[Part of a data file]
○ ○ ○ ○

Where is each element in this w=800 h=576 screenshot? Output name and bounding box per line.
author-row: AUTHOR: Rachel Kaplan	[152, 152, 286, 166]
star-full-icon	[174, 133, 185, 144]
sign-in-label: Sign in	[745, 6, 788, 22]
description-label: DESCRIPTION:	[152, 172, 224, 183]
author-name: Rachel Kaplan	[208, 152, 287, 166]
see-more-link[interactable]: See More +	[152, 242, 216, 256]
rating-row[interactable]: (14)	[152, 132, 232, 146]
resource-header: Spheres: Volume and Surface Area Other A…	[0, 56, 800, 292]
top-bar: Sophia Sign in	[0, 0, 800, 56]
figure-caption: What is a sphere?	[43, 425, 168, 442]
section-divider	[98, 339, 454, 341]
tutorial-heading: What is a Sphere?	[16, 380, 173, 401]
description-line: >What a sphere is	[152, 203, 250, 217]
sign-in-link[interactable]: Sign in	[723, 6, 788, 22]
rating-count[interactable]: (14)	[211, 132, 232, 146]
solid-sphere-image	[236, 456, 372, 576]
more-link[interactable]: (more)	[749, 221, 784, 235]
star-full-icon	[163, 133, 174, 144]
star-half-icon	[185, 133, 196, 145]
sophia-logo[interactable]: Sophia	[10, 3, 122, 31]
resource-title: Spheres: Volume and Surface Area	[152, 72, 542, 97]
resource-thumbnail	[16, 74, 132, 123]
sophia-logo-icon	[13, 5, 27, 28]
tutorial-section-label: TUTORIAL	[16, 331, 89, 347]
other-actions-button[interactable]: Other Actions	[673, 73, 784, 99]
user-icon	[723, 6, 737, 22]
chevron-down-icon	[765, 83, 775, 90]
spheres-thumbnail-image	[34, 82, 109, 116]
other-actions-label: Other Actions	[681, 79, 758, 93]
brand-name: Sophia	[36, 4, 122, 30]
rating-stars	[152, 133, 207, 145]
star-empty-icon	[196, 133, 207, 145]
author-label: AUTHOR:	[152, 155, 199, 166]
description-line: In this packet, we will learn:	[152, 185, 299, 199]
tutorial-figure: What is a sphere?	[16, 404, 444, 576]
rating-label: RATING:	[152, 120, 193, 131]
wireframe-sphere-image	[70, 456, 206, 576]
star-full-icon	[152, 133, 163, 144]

○ ○ ○ ○

Short problem:
Render every line of the records above as a JSON list of strings, one string per line, leaving out blank lines.

Finished task:
[
  "Where is each element in this w=800 h=576 screenshot? Output name and bounding box per line.",
  "author-row: AUTHOR: Rachel Kaplan\t[152, 152, 286, 166]",
  "star-full-icon\t[174, 133, 185, 144]",
  "sign-in-label: Sign in\t[745, 6, 788, 22]",
  "description-label: DESCRIPTION:\t[152, 172, 224, 183]",
  "author-name: Rachel Kaplan\t[208, 152, 287, 166]",
  "see-more-link[interactable]: See More +\t[152, 242, 216, 256]",
  "rating-row[interactable]: (14)\t[152, 132, 232, 146]",
  "resource-header: Spheres: Volume and Surface Area Other A…\t[0, 56, 800, 292]",
  "top-bar: Sophia Sign in\t[0, 0, 800, 56]",
  "figure-caption: What is a sphere?\t[43, 425, 168, 442]",
  "section-divider\t[98, 339, 454, 341]",
  "tutorial-heading: What is a Sphere?\t[16, 380, 173, 401]",
  "description-line: >What a sphere is\t[152, 203, 250, 217]",
  "sign-in-link[interactable]: Sign in\t[723, 6, 788, 22]",
  "rating-count[interactable]: (14)\t[211, 132, 232, 146]",
  "solid-sphere-image\t[236, 456, 372, 576]",
  "more-link[interactable]: (more)\t[749, 221, 784, 235]",
  "star-full-icon\t[163, 133, 174, 144]",
  "star-half-icon\t[185, 133, 196, 145]",
  "sophia-logo[interactable]: Sophia\t[10, 3, 122, 31]",
  "resource-title: Spheres: Volume and Surface Area\t[152, 72, 542, 97]",
  "resource-thumbnail\t[16, 74, 132, 123]",
  "sophia-logo-icon\t[13, 5, 27, 28]",
  "tutorial-section-label: TUTORIAL\t[16, 331, 89, 347]",
  "other-actions-button[interactable]: Other Actions\t[673, 73, 784, 99]",
  "user-icon\t[723, 6, 737, 22]",
  "chevron-down-icon\t[765, 83, 775, 90]",
  "spheres-thumbnail-image\t[34, 82, 109, 116]",
  "other-actions-label: Other Actions\t[681, 79, 758, 93]",
  "brand-name: Sophia\t[36, 4, 122, 30]",
  "rating-stars\t[152, 133, 207, 145]",
  "star-empty-icon\t[196, 133, 207, 145]",
  "author-label: AUTHOR:\t[152, 155, 199, 166]",
  "description-line: In this packet, we will learn:\t[152, 185, 299, 199]",
  "tutorial-figure: What is a sphere?\t[16, 404, 444, 576]",
  "rating-label: RATING:\t[152, 120, 193, 131]",
  "wireframe-sphere-image\t[70, 456, 206, 576]",
  "star-full-icon\t[152, 133, 163, 144]"
]